* **Goal**:
Count the lines below that contain the word "without" and give only that number.

* **Items**:
## Start

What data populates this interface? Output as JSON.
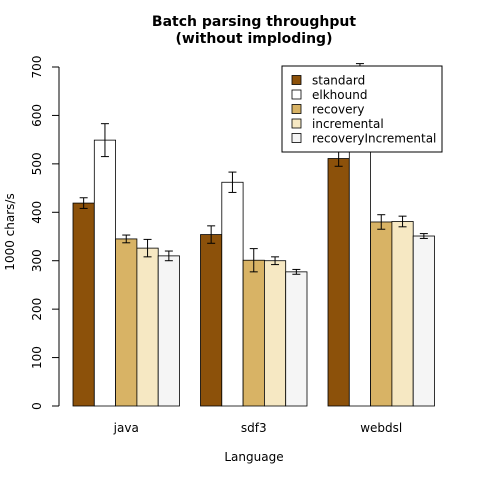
{
  "chart_data": {
    "type": "bar",
    "title": "Batch parsing throughput\n(without imploding)",
    "title_lines": [
      "Batch parsing throughput",
      "(without imploding)"
    ],
    "xlabel": "Language",
    "ylabel": "1000 chars/s",
    "categories": [
      "java",
      "sdf3",
      "webdsl"
    ],
    "ylim": [
      0,
      700
    ],
    "yticks": [
      0,
      100,
      200,
      300,
      400,
      500,
      600,
      700
    ],
    "grid": false,
    "legend_position": "top-right",
    "error_bars": true,
    "series": [
      {
        "name": "standard",
        "color": "#8c510a",
        "values": [
          419,
          354,
          511
        ],
        "errors": [
          11,
          18,
          16
        ]
      },
      {
        "name": "elkhound",
        "color": "#ffffff",
        "values": [
          549,
          462,
          678
        ],
        "errors": [
          34,
          21,
          29
        ]
      },
      {
        "name": "recovery",
        "color": "#d8b365",
        "values": [
          345,
          301,
          380
        ],
        "errors": [
          8,
          24,
          15
        ]
      },
      {
        "name": "incremental",
        "color": "#f6e8c3",
        "values": [
          326,
          300,
          381
        ],
        "errors": [
          18,
          8,
          11
        ]
      },
      {
        "name": "recoveryIncremental",
        "color": "#f5f5f5",
        "values": [
          310,
          277,
          351
        ],
        "errors": [
          10,
          5,
          5
        ]
      }
    ]
  }
}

## End

* **Written reply**:
2